> [WRITTEN PROBLEM] Copy out all the entries word for word.

> [DATASET ENTRIES]
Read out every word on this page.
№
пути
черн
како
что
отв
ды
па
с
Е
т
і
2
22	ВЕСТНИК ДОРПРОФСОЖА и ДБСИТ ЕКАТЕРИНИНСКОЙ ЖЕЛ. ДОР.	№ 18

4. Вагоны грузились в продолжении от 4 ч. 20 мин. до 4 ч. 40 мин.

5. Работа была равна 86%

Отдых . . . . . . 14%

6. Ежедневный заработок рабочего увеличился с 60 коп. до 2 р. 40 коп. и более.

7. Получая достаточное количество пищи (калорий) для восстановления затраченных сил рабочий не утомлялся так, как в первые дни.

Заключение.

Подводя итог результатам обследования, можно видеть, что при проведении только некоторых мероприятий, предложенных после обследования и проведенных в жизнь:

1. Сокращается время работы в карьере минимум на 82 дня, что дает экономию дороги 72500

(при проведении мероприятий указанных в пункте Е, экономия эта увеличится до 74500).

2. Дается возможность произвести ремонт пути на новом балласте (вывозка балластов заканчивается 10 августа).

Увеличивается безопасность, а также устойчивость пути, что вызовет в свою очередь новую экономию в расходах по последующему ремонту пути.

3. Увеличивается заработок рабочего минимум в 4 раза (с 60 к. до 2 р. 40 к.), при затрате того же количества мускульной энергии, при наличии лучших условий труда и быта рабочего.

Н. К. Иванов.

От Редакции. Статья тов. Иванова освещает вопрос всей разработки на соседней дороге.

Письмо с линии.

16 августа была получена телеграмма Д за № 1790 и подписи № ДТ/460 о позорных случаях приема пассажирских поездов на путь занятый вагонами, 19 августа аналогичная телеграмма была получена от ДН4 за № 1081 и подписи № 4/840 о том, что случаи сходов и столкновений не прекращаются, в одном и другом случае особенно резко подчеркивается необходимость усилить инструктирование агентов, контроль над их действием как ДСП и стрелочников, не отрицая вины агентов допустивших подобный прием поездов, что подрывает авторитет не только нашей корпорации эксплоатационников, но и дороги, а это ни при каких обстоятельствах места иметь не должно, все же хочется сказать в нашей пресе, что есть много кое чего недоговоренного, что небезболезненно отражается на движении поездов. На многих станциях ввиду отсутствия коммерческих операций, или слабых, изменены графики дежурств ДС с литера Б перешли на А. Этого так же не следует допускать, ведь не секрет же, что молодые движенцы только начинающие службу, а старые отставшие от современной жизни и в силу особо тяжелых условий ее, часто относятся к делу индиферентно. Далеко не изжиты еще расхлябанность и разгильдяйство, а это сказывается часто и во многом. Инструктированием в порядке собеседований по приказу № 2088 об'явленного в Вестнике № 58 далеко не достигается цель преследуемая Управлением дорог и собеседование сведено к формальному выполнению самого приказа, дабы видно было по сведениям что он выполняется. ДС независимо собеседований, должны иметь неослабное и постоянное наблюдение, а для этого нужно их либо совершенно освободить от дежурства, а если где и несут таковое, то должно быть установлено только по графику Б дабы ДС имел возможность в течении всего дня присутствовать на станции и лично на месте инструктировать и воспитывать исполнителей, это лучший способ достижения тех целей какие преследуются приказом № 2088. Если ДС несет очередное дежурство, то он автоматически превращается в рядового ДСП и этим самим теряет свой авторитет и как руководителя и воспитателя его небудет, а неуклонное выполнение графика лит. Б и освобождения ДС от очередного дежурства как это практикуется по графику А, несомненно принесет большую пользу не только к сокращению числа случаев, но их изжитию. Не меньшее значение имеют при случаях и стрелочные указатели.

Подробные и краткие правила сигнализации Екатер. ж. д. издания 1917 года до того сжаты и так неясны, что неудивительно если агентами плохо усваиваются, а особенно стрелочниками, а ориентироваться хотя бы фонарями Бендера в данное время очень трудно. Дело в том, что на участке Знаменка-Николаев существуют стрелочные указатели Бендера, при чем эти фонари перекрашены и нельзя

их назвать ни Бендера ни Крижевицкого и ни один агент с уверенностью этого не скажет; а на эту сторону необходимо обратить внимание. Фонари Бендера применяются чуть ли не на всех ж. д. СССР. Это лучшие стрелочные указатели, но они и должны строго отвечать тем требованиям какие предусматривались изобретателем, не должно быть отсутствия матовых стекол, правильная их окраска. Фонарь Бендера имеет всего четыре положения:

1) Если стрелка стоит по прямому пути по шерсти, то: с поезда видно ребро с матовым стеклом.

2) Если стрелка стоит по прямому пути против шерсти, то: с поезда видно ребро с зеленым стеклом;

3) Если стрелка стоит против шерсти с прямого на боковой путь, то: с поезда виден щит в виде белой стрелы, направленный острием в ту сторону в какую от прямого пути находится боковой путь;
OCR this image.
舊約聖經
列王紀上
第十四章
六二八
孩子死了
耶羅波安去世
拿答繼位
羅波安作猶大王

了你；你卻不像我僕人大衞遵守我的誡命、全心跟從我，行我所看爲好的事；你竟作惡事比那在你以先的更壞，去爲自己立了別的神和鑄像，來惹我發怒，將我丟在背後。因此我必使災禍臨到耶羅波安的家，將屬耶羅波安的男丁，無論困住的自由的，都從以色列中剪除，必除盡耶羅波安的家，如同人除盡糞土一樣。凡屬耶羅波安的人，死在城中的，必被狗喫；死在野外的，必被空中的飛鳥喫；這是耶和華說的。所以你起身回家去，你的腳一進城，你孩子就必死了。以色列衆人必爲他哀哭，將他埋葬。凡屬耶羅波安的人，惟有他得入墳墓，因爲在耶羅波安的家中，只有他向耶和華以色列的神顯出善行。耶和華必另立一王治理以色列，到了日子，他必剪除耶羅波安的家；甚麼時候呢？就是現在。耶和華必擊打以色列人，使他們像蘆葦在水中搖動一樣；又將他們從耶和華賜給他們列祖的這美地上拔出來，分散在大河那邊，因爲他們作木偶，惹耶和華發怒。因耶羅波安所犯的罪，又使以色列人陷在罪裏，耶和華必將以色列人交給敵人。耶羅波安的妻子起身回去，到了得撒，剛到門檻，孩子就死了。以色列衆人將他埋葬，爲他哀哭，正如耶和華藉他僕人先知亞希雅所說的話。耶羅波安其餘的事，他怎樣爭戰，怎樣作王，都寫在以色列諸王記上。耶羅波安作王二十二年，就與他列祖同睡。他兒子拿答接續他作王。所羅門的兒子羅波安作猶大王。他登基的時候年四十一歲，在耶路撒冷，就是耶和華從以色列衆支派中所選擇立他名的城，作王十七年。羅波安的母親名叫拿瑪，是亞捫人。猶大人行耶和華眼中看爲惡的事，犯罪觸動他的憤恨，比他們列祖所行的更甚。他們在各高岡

> [RESPONSE TO THE TASK]
Read out every word on this page.
№
пути
черн
како
что
отв
ды
па
с
Е
т
і
2
22	ВЕСТНИК ДОРПРОФСОЖА и ДБСИТ ЕКАТЕРИНИНСКОЙ ЖЕЛ. ДОР.	№ 18

4. Вагоны грузились в продолжении от 4 ч. 20 мин. до 4 ч. 40 мин.

5. Работа была равна 86%

Отдых . . . . . . 14%

6. Ежедневный заработок рабочего увеличился с 60 коп. до 2 р. 40 коп. и более.

7. Получая достаточное количество пищи (калорий) для восстановления затраченных сил рабочий не утомлялся так, как в первые дни.

Заключение.

Подводя итог результатам обследования, можно видеть, что при проведении только некоторых мероприятий, предложенных после обследования и проведенных в жизнь:

1. Сокращается время работы в карьере минимум на 82 дня, что дает экономию дороги 72500

(при проведении мероприятий указанных в пункте Е, экономия эта увеличится до 74500).

2. Дается возможность произвести ремонт пути на новом балласте (вывозка балластов заканчивается 10 августа).

Увеличивается безопасность, а также устойчивость пути, что вызовет в свою очередь новую экономию в расходах по последующему ремонту пути.

3. Увеличивается заработок рабочего минимум в 4 раза (с 60 к. до 2 р. 40 к.), при затрате того же количества мускульной энергии, при наличии лучших условий труда и быта рабочего.

Н. К. Иванов.

От Редакции. Статья тов. Иванова освещает вопрос всей разработки на соседней дороге.

Письмо с линии.

16 августа была получена телеграмма Д за № 1790 и подписи № ДТ/460 о позорных случаях приема пассажирских поездов на путь занятый вагонами, 19 августа аналогичная телеграмма была получена от ДН4 за № 1081 и подписи № 4/840 о том, что случаи сходов и столкновений не прекращаются, в одном и другом случае особенно резко подчеркивается необходимость усилить инструктирование агентов, контроль над их действием как ДСП и стрелочников, не отрицая вины агентов допустивших подобный прием поездов, что подрывает авторитет не только нашей корпорации эксплоатационников, но и дороги, а это ни при каких обстоятельствах места иметь не должно, все же хочется сказать в нашей пресе, что есть много кое чего недоговоренного, что небезболезненно отражается на движении поездов. На многих станциях ввиду отсутствия коммерческих операций, или слабых, изменены графики дежурств ДС с литера Б перешли на А. Этого так же не следует допускать, ведь не секрет же, что молодые движенцы только начинающие службу, а старые отставшие от современной жизни и в силу особо тяжелых условий ее, часто относятся к делу индиферентно. Далеко не изжиты еще расхлябанность и разгильдяйство, а это сказывается часто и во многом. Инструктированием в порядке собеседований по приказу № 2088 об'явленного в Вестнике № 58 далеко не достигается цель преследуемая Управлением дорог и собеседование сведено к формальному выполнению самого приказа, дабы видно было по сведениям что он выполняется. ДС независимо собеседований, должны иметь неослабное и постоянное наблюдение, а для этого нужно их либо совершенно освободить от дежурства, а если где и несут таковое, то должно быть установлено только по графику Б дабы ДС имел возможность в течении всего дня присутствовать на станции и лично на месте инструктировать и воспитывать исполнителей, это лучший способ достижения тех целей какие преследуются приказом № 2088. Если ДС несет очередное дежурство, то он автоматически превращается в рядового ДСП и этим самим теряет свой авторитет и как руководителя и воспитателя его небудет, а неуклонное выполнение графика лит. Б и освобождения ДС от очередного дежурства как это практикуется по графику А, несомненно принесет большую пользу не только к сокращению числа случаев, но их изжитию. Не меньшее значение имеют при случаях и стрелочные указатели.

Подробные и краткие правила сигнализации Екатер. ж. д. издания 1917 года до того сжаты и так неясны, что неудивительно если агентами плохо усваиваются, а особенно стрелочниками, а ориентироваться хотя бы фонарями Бендера в данное время очень трудно. Дело в том, что на участке Знаменка-Николаев существуют стрелочные указатели Бендера, при чем эти фонари перекрашены и нельзя

их назвать ни Бендера ни Крижевицкого и ни один агент с уверенностью этого не скажет; а на эту сторону необходимо обратить внимание. Фонари Бендера применяются чуть ли не на всех ж. д. СССР. Это лучшие стрелочные указатели, но они и должны строго отвечать тем требованиям какие предусматривались изобретателем, не должно быть отсутствия матовых стекол, правильная их окраска. Фонарь Бендера имеет всего четыре положения:

1) Если стрелка стоит по прямому пути по шерсти, то: с поезда видно ребро с матовым стеклом.

2) Если стрелка стоит по прямому пути против шерсти, то: с поезда видно ребро с зеленым стеклом;

3) Если стрелка стоит против шерсти с прямого на боковой путь, то: с поезда виден щит в виде белой стрелы, направленный острием в ту сторону в какую от прямого пути находится боковой путь;
OCR this image.
舊約聖經
列王紀上
第十四章
六二八
孩子死了
耶羅波安去世
拿答繼位
羅波安作猶大王

了你；你卻不像我僕人大衞遵守我的誡命、全心跟從我，行我所看爲好的事；你竟作惡事比那在你以先的更壞，去爲自己立了別的神和鑄像，來惹我發怒，將我丟在背後。因此我必使災禍臨到耶羅波安的家，將屬耶羅波安的男丁，無論困住的自由的，都從以色列中剪除，必除盡耶羅波安的家，如同人除盡糞土一樣。凡屬耶羅波安的人，死在城中的，必被狗喫；死在野外的，必被空中的飛鳥喫；這是耶和華說的。所以你起身回家去，你的腳一進城，你孩子就必死了。以色列衆人必爲他哀哭，將他埋葬。凡屬耶羅波安的人，惟有他得入墳墓，因爲在耶羅波安的家中，只有他向耶和華以色列的神顯出善行。耶和華必另立一王治理以色列，到了日子，他必剪除耶羅波安的家；甚麼時候呢？就是現在。耶和華必擊打以色列人，使他們像蘆葦在水中搖動一樣；又將他們從耶和華賜給他們列祖的這美地上拔出來，分散在大河那邊，因爲他們作木偶，惹耶和華發怒。因耶羅波安所犯的罪，又使以色列人陷在罪裏，耶和華必將以色列人交給敵人。耶羅波安的妻子起身回去，到了得撒，剛到門檻，孩子就死了。以色列衆人將他埋葬，爲他哀哭，正如耶和華藉他僕人先知亞希雅所說的話。耶羅波安其餘的事，他怎樣爭戰，怎樣作王，都寫在以色列諸王記上。耶羅波安作王二十二年，就與他列祖同睡。他兒子拿答接續他作王。所羅門的兒子羅波安作猶大王。他登基的時候年四十一歲，在耶路撒冷，就是耶和華從以色列衆支派中所選擇立他名的城，作王十七年。羅波安的母親名叫拿瑪，是亞捫人。猶大人行耶和華眼中看爲惡的事，犯罪觸動他的憤恨，比他們列祖所行的更甚。他們在各高岡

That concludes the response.